THE PROBLEM:
Could you print all the entries exactly?

-- -- --

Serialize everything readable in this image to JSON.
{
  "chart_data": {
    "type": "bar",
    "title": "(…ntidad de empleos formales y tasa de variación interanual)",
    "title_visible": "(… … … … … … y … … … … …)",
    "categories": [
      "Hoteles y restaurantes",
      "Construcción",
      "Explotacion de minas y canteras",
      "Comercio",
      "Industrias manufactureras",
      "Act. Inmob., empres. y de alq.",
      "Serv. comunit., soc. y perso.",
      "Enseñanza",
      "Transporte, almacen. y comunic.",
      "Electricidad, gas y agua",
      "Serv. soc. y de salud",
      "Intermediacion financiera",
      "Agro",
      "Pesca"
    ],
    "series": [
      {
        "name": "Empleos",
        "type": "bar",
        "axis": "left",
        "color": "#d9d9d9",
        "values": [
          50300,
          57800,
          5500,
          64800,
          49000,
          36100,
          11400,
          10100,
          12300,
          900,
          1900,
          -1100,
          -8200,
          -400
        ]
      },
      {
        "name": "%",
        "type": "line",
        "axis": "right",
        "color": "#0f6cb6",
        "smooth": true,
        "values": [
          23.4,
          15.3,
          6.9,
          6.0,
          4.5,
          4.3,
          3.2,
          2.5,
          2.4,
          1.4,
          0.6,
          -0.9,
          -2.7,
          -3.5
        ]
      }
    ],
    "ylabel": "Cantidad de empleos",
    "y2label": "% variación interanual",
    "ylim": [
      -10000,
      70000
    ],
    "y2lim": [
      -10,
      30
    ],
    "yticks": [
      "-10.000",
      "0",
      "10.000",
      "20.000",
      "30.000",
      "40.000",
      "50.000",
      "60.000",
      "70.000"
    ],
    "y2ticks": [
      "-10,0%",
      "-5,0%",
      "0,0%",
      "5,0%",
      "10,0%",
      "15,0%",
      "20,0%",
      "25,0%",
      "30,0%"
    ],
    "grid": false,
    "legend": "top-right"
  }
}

-- -- --

THE REPLY:
Serialize everything readable in this image to JSON.
{
  "chart_data": {
    "type": "bar",
    "title": "(…ntidad de empleos formales y tasa de variación interanual)",
    "title_visible": "(… … … … … … y … … … … …)",
    "categories": [
      "Hoteles y restaurantes",
      "Construcción",
      "Explotacion de minas y canteras",
      "Comercio",
      "Industrias manufactureras",
      "Act. Inmob., empres. y de alq.",
      "Serv. comunit., soc. y perso.",
      "Enseñanza",
      "Transporte, almacen. y comunic.",
      "Electricidad, gas y agua",
      "Serv. soc. y de salud",
      "Intermediacion financiera",
      "Agro",
      "Pesca"
    ],
    "series": [
      {
        "name": "Empleos",
        "type": "bar",
        "axis": "left",
        "color": "#d9d9d9",
        "values": [
          50300,
          57800,
          5500,
          64800,
          49000,
          36100,
          11400,
          10100,
          12300,
          900,
          1900,
          -1100,
          -8200,
          -400
        ]
      },
      {
        "name": "%",
        "type": "line",
        "axis": "right",
        "color": "#0f6cb6",
        "smooth": true,
        "values": [
          23.4,
          15.3,
          6.9,
          6.0,
          4.5,
          4.3,
          3.2,
          2.5,
          2.4,
          1.4,
          0.6,
          -0.9,
          -2.7,
          -3.5
        ]
      }
    ],
    "ylabel": "Cantidad de empleos",
    "y2label": "% variación interanual",
    "ylim": [
      -10000,
      70000
    ],
    "y2lim": [
      -10,
      30
    ],
    "yticks": [
      "-10.000",
      "0",
      "10.000",
      "20.000",
      "30.000",
      "40.000",
      "50.000",
      "60.000",
      "70.000"
    ],
    "y2ticks": [
      "-10,0%",
      "-5,0%",
      "0,0%",
      "5,0%",
      "10,0%",
      "15,0%",
      "20,0%",
      "25,0%",
      "30,0%"
    ],
    "grid": false,
    "legend": "top-right"
  }
}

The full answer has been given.